* **EXERCISE**
What is the number of lines in these entries that contain "photographed"? State it alone.

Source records
************

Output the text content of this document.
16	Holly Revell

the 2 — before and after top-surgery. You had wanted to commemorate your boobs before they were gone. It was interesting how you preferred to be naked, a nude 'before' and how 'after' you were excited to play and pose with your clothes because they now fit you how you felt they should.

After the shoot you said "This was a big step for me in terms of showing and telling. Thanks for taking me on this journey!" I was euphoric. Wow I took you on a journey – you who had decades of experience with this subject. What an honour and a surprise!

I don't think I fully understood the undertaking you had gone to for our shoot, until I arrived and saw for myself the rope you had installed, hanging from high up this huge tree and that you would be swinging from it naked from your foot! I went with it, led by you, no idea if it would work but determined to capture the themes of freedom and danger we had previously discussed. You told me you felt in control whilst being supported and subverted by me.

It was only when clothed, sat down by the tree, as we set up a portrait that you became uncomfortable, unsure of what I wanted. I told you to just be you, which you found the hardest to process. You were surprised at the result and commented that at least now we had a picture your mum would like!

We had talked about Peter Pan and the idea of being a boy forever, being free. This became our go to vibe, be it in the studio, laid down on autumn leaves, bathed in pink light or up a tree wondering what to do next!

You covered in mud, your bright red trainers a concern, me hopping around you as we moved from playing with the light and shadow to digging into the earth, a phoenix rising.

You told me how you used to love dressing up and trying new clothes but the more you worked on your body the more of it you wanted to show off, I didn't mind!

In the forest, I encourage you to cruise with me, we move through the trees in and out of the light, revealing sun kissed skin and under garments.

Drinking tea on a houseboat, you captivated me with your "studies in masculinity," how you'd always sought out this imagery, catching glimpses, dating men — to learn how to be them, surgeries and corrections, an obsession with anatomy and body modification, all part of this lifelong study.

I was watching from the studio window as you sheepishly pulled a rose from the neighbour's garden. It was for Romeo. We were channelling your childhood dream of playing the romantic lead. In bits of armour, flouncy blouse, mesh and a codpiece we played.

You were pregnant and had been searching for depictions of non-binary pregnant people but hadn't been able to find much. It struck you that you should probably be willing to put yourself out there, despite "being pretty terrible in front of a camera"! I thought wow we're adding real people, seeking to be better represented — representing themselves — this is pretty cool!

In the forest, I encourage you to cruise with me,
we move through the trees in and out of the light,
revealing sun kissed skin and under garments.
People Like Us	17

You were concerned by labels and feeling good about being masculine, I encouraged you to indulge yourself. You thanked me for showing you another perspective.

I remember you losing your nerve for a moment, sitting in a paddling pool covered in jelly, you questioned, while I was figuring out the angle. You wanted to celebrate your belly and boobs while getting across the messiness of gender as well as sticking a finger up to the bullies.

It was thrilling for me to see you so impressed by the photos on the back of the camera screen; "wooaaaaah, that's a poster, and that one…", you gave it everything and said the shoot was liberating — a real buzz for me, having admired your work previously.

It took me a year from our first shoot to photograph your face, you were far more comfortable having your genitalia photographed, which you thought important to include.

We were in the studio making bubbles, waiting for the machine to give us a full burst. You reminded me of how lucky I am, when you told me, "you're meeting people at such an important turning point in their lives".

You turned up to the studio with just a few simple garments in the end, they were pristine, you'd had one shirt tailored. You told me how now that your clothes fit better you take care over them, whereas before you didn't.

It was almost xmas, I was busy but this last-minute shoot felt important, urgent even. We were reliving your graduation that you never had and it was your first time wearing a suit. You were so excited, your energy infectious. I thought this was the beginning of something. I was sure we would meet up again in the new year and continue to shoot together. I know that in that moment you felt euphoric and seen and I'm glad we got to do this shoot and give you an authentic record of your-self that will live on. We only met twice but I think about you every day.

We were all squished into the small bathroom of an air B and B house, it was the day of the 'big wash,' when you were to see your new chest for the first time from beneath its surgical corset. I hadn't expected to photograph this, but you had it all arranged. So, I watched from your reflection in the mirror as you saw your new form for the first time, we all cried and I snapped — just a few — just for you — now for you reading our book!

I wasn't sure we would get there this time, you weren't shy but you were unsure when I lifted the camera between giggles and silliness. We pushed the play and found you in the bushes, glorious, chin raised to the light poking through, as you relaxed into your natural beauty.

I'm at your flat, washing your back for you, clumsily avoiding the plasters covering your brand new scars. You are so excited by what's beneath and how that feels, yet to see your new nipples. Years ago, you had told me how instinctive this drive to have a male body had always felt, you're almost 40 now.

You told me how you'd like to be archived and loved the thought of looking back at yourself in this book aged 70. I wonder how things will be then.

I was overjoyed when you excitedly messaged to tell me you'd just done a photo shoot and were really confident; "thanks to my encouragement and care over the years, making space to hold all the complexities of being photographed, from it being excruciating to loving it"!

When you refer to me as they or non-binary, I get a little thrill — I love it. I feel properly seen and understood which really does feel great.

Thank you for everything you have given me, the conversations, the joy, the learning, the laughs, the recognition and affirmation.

************

* **FINISHED ANSWER**
2